→ What to work on
A) From the State v. Canady opinion, reproduce everything from "In April 1986, Canady" down to "days in prison.", word for word.
B) Answer these from the State v. Canady opinion:
(i) On what date was the case decided?
(ii) Which justice wrote the opinion?
(iii) Of what was Canady convicted in May 1988?

→ Text
━━━

State v. Canady

391 S.E.2d 248, 301 S.C. 202, 1990 S.C. LEXIS 62
CourtSupreme Court of South Carolina
DecidedApril 12, 1990
Docket23190
StatusPublished
Cited by4 cases

This text of 391 S.E.2d 248 (State v. Canady) is published on Counsel Stack Legal Research, covering Supreme Court of South Carolina primary law. Counsel Stack provides free access to over 12 million legal documents including statutes, case law, regulations, and constitutions.

Bluebook
State v. Canady, 391 S.E.2d 248, 301 S.C. 202, 1990 S.C. LEXIS 62 (S.C. 1990).

Opinion

Chandler, Justice:

Harry Canady appeals from a revocation of his probation. *203 We affirm.

FACTS

In April 1986, Canady was convicted of committing a lewd act on a minor and sentenced to ten years, suspended upon service of five years probation. In May, 1988, unrepresented by counsel, he was convicted of criminal domestic violence and sentenced to fifteen days in prison.

━━━

→ Data section
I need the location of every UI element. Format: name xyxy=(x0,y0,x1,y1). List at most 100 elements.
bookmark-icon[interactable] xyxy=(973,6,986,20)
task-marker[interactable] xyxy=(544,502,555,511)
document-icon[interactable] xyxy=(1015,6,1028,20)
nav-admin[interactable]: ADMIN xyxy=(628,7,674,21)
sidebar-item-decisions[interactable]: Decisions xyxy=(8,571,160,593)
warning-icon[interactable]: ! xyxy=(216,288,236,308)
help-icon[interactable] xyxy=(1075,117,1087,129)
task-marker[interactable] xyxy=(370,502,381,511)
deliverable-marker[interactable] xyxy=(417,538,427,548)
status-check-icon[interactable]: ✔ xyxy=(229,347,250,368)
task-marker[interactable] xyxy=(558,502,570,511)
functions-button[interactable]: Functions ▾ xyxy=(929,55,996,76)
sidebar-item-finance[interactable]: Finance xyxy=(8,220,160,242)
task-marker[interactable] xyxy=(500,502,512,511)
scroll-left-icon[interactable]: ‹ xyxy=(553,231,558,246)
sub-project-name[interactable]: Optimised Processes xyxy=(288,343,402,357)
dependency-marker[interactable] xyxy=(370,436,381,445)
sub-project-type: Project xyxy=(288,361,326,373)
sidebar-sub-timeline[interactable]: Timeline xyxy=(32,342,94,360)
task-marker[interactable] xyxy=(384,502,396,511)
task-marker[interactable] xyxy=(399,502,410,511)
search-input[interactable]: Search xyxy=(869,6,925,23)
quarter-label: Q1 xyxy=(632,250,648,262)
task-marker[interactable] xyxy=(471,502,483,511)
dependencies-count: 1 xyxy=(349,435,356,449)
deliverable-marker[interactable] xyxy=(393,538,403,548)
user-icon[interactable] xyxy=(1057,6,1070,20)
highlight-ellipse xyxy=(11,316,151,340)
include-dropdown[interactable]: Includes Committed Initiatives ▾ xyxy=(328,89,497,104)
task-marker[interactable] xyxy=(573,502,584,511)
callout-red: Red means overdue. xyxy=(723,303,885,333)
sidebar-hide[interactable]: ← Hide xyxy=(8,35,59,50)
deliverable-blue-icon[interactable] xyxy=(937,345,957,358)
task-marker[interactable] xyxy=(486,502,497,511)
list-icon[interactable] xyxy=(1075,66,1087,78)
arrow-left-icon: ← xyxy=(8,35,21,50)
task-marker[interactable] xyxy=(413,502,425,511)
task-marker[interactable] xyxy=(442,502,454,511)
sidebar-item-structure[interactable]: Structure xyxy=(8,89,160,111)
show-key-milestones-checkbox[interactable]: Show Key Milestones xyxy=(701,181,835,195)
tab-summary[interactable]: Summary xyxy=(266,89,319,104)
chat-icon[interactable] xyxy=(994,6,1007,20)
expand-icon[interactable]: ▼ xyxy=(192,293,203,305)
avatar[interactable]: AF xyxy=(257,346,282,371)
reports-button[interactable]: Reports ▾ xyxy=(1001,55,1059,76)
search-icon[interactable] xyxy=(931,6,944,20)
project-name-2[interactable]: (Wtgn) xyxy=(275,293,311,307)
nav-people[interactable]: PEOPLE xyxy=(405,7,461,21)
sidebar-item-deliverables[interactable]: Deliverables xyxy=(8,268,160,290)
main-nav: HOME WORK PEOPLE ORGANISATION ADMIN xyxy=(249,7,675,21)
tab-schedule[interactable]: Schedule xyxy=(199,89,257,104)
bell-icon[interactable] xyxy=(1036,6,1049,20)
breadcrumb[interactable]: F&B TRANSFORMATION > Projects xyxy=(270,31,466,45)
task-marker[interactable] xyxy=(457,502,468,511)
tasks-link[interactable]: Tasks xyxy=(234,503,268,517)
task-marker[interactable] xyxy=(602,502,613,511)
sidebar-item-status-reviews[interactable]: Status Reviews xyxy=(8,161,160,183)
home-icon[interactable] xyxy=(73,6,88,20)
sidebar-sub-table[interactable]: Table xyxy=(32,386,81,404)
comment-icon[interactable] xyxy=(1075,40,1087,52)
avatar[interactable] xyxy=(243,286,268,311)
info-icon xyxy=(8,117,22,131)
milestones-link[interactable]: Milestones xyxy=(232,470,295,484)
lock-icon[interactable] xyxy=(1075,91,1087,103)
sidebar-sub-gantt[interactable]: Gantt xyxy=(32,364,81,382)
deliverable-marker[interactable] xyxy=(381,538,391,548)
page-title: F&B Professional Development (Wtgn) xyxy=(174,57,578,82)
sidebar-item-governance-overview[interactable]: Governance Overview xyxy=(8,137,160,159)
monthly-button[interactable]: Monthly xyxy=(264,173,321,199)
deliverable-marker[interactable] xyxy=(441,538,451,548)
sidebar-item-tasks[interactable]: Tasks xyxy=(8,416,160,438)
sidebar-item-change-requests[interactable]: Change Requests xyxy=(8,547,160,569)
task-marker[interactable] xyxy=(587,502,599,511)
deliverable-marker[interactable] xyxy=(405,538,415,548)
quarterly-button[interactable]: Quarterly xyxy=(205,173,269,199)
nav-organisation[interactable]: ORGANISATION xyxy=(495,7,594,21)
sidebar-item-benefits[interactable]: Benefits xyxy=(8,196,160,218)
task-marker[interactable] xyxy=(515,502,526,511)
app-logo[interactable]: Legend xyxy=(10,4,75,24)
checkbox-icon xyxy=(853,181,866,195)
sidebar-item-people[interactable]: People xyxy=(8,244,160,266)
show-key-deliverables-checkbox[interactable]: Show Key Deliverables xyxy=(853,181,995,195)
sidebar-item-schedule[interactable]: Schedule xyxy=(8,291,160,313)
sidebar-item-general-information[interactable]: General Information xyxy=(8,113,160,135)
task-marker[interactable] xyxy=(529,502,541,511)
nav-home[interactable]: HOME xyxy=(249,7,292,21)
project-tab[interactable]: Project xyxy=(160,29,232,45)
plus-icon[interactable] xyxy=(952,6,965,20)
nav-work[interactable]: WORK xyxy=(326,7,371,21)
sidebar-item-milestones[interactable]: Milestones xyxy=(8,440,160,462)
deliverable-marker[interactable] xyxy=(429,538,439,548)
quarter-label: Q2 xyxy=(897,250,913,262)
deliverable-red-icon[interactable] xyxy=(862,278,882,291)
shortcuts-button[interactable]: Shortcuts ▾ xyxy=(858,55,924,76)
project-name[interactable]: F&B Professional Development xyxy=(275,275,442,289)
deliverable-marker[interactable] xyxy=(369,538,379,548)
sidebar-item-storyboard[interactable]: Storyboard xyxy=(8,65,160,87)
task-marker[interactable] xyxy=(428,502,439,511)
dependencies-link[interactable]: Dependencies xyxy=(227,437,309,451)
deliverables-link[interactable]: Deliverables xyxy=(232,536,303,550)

━━━

→ Your written answers
A)
In April 1986, Canady was convicted of committing a lewd act on a minor and sentenced to ten years, suspended upon service of five years probation. In May, 1988, unrepresented by counsel, he was convicted of criminal domestic violence and sentenced to fifteen days in prison.

B)
(i) April 12, 1990
(ii) Justice Chandler
(iii) Criminal domestic violence